(TASK BRIEF) Copy each line with the word "growth" in it.

>> start DATA ROWS

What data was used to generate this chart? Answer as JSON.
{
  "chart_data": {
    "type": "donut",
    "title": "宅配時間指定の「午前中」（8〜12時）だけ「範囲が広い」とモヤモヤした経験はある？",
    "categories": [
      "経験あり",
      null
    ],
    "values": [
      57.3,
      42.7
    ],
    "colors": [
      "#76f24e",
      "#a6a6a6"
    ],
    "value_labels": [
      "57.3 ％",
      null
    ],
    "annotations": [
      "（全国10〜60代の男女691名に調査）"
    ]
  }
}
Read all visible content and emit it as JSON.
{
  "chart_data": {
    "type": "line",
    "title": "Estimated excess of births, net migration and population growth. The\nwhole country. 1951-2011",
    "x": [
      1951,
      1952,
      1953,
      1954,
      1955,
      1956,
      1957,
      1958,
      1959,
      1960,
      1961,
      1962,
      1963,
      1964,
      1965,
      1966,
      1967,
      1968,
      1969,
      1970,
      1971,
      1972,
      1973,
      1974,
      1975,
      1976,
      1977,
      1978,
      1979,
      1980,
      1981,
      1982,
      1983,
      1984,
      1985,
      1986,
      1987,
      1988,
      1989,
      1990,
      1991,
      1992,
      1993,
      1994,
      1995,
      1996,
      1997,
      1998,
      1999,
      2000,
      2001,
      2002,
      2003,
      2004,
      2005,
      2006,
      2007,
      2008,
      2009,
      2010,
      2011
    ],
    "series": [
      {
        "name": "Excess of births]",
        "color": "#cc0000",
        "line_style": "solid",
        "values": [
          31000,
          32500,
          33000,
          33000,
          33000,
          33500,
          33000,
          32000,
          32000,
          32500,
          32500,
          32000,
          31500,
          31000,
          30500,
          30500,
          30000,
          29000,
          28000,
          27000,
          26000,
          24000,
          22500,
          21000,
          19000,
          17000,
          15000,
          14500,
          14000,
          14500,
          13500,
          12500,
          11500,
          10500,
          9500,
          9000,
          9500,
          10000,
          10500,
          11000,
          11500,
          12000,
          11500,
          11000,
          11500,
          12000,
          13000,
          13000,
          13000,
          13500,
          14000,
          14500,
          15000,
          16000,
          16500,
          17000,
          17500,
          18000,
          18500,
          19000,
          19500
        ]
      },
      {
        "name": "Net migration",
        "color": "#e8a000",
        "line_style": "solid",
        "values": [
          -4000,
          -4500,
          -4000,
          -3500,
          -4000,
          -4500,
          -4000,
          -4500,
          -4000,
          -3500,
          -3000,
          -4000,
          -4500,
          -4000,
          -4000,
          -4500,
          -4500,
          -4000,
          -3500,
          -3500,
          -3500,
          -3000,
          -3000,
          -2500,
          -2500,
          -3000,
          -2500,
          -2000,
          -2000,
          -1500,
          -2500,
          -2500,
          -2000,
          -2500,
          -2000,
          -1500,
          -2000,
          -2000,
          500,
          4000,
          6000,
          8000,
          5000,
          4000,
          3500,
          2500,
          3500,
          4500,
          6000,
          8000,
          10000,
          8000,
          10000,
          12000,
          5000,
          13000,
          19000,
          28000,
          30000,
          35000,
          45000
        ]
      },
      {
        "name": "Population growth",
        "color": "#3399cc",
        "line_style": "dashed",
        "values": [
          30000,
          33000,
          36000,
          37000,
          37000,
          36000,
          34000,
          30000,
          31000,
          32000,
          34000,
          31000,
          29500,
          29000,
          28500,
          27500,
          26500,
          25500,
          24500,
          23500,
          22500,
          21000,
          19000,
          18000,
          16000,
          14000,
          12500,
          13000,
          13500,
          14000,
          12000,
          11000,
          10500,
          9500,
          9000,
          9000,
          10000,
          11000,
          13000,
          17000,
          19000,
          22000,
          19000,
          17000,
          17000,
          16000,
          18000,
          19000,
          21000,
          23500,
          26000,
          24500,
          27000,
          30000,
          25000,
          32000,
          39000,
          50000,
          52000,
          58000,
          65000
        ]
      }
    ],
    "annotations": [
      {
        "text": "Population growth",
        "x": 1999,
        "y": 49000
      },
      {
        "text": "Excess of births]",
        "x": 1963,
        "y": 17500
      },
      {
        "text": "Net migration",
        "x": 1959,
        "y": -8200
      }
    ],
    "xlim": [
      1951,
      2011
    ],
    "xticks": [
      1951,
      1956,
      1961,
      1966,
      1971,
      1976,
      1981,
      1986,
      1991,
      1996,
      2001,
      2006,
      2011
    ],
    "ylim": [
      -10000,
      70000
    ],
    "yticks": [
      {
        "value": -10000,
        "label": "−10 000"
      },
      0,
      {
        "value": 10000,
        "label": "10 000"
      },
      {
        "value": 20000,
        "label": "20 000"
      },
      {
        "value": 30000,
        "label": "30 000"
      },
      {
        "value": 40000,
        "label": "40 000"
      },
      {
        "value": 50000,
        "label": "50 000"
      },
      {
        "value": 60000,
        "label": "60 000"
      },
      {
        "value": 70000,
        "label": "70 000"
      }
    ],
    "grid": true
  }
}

>> end DATA ROWS
>> start DATA ROWS

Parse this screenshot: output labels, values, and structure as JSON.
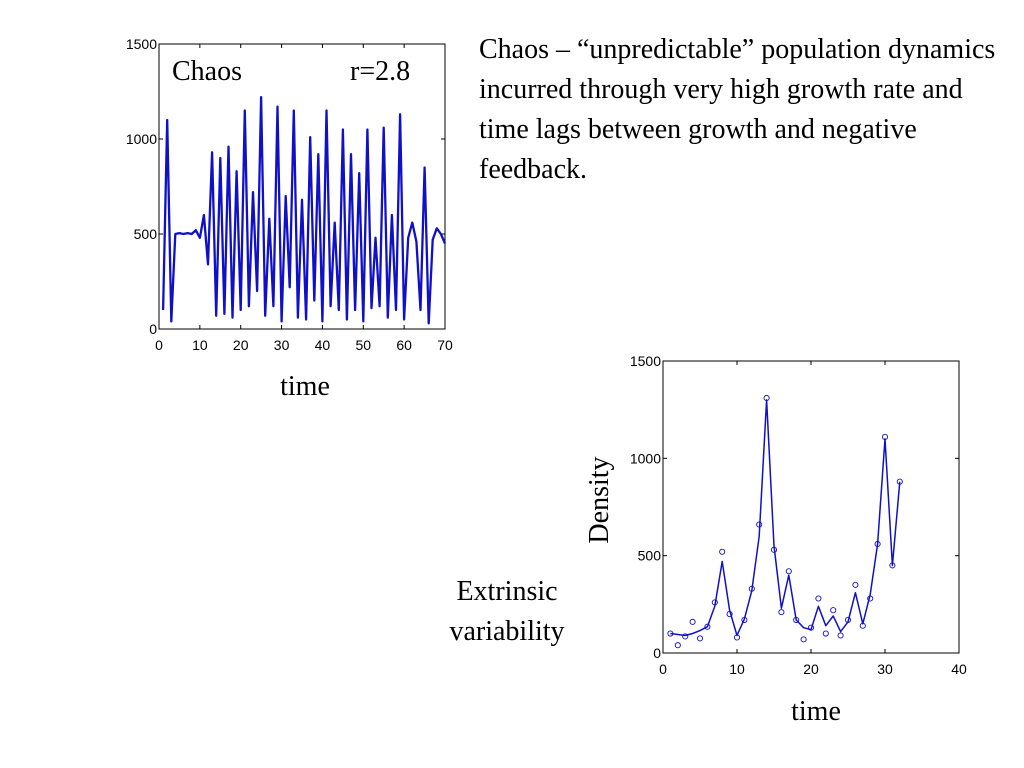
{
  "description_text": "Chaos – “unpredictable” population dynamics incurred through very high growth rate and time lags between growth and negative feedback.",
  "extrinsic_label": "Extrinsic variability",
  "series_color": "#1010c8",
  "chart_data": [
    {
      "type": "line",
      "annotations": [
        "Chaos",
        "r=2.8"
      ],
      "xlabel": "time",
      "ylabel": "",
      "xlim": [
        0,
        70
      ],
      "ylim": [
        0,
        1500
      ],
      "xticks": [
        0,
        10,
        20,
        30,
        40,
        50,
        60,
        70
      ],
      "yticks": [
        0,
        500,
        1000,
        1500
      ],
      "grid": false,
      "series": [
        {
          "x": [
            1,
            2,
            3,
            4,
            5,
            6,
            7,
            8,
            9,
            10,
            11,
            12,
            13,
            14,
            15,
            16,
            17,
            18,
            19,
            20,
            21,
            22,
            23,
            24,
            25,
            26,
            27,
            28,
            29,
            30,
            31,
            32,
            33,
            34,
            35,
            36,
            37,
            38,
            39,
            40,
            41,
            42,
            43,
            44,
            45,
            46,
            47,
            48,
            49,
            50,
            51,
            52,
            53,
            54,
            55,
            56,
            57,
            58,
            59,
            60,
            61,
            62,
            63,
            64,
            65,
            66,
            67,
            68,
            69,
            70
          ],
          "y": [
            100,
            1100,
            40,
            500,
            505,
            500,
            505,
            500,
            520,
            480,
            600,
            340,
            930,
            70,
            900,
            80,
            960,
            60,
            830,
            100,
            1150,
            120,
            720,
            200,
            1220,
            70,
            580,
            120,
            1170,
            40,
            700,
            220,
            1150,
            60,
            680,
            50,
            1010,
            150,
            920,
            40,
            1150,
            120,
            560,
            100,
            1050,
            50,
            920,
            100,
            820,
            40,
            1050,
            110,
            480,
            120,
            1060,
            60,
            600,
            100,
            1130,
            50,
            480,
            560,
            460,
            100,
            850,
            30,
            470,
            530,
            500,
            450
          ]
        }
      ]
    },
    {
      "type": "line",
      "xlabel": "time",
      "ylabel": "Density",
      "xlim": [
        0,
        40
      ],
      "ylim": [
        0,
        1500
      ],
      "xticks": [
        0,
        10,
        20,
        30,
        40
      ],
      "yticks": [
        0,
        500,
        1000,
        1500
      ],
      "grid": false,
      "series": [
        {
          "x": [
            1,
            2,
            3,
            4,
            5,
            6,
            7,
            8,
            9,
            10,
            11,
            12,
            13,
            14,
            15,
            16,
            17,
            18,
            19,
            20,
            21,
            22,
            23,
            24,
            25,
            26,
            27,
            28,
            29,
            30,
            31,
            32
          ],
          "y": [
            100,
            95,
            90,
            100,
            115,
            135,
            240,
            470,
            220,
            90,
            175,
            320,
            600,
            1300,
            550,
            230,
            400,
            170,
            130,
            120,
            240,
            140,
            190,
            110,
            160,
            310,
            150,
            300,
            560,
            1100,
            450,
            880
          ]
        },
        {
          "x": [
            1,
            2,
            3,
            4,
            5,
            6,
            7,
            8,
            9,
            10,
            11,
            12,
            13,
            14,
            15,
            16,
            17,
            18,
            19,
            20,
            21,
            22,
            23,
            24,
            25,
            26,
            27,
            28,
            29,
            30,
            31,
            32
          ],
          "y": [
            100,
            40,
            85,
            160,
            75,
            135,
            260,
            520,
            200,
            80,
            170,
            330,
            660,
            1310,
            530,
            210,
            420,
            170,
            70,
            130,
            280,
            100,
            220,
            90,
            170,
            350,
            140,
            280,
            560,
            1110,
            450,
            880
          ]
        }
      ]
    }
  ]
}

>> end DATA ROWS

(RESULT OF THIS EXERCISE)
    "title": "Estimated excess of births, net migration and population growth. The\nwhole country. 1951-2011",
        "name": "Population growth",
        "text": "Population growth",
  "description_text": "Chaos – “unpredictable” population dynamics incurred through very high growth rate and time lags between growth and negative feedback.",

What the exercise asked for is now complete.